* Goal
Check each line of the entries below for the string "photons"; copy every line where it appears.

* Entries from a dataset
--- BEGIN ---
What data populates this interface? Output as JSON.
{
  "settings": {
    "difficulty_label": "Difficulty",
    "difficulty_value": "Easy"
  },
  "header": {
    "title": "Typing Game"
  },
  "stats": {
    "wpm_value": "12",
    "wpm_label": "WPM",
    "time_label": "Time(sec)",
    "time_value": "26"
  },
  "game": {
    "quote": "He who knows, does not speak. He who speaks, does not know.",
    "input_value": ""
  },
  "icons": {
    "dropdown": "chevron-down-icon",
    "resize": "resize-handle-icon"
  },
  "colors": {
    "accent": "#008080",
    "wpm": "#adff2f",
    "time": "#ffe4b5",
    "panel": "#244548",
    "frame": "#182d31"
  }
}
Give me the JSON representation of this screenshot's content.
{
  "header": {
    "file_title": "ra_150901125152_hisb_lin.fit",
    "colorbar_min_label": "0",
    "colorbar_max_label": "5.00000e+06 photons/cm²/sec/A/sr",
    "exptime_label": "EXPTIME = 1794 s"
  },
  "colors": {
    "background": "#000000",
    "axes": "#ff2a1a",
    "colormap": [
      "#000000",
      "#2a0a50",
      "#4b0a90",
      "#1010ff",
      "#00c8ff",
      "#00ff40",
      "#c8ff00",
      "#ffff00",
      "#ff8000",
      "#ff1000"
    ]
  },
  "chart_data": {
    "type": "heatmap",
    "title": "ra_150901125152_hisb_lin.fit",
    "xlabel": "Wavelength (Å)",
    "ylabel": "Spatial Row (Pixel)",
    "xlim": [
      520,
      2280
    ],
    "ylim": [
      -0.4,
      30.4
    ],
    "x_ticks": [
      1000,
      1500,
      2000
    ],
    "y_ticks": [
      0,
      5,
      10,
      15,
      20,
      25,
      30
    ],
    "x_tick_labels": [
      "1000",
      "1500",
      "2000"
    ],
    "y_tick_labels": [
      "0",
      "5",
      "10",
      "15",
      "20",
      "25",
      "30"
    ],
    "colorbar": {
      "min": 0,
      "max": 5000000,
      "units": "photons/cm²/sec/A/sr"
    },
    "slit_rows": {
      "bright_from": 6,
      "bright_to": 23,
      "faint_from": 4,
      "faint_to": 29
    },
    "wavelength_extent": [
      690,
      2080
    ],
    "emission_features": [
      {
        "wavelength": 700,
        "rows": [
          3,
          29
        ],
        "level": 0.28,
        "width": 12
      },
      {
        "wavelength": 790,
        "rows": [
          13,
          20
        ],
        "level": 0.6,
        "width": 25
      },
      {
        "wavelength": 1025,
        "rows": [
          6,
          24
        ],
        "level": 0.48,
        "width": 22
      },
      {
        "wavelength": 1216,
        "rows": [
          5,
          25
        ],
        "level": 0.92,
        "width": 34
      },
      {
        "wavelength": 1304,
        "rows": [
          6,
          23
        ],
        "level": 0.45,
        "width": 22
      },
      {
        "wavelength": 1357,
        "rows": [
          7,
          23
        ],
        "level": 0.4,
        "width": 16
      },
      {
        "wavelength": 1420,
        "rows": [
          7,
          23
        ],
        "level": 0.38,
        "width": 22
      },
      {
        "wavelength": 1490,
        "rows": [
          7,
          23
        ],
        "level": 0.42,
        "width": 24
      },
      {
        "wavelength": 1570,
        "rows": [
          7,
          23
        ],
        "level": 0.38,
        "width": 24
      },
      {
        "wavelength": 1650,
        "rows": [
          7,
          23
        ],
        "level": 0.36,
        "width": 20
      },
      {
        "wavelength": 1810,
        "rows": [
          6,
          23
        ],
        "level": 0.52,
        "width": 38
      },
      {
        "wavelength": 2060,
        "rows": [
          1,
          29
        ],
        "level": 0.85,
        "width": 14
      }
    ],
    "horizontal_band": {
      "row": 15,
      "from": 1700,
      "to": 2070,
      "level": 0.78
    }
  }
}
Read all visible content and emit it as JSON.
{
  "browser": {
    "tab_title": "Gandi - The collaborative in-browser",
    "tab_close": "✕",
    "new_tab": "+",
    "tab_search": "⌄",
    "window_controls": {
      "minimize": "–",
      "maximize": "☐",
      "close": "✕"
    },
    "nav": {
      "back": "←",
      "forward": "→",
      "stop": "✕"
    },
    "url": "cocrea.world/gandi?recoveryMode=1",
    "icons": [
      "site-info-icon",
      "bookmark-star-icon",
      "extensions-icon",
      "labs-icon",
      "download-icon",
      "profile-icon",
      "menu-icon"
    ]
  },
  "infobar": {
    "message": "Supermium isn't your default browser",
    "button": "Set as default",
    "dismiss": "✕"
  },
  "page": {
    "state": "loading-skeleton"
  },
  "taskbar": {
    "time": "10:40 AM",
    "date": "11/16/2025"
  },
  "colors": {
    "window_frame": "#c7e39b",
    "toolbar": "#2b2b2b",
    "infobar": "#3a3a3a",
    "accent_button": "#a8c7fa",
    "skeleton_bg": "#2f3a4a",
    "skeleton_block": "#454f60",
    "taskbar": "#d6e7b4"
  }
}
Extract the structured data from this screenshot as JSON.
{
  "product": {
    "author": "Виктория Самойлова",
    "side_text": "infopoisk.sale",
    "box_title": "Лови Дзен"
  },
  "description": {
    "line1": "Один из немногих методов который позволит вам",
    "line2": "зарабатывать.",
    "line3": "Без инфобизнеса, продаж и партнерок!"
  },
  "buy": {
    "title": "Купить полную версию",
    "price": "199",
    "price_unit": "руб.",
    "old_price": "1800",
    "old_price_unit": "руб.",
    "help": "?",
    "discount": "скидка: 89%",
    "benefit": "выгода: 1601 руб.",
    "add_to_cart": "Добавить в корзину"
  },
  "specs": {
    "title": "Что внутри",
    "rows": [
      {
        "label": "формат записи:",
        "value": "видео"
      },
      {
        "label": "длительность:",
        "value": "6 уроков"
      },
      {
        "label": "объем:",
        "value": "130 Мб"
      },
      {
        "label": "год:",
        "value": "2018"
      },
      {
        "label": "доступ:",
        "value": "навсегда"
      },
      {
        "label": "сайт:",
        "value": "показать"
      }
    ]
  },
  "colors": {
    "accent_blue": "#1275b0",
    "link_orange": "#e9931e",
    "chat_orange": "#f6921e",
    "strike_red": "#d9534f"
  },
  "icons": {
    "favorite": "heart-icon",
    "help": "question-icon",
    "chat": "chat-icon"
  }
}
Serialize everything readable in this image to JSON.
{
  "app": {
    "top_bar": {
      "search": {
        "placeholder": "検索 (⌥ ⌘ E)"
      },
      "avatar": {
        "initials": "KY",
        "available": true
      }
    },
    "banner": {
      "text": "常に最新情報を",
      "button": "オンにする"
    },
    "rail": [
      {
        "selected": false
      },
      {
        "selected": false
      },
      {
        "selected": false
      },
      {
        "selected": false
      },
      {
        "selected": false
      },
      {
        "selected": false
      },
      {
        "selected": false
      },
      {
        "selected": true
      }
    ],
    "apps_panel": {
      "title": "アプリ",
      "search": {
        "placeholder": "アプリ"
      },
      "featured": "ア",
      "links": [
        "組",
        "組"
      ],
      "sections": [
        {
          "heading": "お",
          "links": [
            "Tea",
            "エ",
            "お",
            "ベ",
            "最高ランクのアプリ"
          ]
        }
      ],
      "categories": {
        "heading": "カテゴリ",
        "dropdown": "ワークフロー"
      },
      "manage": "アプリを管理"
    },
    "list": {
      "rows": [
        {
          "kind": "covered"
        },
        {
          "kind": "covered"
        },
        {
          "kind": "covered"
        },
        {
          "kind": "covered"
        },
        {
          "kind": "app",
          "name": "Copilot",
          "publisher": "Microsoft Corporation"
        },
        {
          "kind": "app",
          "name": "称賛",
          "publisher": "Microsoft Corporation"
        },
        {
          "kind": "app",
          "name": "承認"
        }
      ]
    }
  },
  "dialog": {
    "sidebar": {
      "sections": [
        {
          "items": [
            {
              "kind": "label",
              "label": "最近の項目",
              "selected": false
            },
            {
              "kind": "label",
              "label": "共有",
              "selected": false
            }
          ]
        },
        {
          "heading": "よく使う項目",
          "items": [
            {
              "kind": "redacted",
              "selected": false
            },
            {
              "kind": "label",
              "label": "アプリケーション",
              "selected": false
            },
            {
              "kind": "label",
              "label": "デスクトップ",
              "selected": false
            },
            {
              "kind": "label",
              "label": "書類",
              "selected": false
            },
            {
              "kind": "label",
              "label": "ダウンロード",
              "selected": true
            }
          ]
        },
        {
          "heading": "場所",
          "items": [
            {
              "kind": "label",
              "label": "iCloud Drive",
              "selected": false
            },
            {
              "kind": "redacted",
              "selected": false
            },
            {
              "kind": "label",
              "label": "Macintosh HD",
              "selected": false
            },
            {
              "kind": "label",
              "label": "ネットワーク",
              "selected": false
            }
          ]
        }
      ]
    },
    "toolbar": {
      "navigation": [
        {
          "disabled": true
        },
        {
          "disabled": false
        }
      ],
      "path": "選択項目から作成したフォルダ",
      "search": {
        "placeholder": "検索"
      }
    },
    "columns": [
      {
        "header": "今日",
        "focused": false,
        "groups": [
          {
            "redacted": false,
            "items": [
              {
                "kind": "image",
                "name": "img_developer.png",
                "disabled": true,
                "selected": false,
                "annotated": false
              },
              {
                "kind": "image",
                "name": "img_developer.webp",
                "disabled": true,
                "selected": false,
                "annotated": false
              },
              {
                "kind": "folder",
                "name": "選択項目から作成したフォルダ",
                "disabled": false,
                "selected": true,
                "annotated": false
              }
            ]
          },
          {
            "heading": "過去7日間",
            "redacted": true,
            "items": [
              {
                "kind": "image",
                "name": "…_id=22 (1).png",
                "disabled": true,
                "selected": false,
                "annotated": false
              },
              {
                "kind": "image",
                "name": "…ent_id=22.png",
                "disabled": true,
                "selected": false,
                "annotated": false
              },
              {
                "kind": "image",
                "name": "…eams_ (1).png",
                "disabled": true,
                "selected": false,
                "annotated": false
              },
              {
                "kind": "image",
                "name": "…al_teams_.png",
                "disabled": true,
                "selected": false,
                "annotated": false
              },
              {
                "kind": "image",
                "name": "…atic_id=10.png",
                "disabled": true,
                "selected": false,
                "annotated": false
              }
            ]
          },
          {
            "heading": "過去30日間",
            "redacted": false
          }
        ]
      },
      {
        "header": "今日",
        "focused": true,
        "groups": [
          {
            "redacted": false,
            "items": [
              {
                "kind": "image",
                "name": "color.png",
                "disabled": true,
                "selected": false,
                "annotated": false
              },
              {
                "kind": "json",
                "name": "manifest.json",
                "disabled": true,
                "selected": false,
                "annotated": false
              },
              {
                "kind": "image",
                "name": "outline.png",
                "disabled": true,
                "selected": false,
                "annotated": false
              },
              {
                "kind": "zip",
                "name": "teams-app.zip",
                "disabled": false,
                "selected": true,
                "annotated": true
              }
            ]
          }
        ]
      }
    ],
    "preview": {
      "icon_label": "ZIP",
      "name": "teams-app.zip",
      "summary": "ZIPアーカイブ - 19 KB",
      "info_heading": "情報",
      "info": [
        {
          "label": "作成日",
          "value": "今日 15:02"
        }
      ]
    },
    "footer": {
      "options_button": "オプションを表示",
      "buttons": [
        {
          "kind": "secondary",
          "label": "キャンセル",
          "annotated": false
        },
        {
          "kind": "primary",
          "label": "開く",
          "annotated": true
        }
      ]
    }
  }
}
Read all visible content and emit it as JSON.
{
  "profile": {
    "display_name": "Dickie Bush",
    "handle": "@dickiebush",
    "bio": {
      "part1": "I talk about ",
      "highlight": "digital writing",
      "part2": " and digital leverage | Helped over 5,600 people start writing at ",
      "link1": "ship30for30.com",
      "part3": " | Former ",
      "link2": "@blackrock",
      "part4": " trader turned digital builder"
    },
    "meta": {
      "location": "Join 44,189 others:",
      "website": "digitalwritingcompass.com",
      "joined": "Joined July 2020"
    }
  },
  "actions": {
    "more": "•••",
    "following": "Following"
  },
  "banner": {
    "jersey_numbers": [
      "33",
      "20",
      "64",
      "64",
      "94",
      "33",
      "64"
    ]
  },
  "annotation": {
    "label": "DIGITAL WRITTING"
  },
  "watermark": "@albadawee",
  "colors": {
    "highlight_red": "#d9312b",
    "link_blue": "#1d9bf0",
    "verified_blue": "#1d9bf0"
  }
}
--- END ---
* The output
    "colorbar_max_label": "5.00000e+06 photons/cm²/sec/A/sr",
      "units": "photons/cm²/sec/A/sr"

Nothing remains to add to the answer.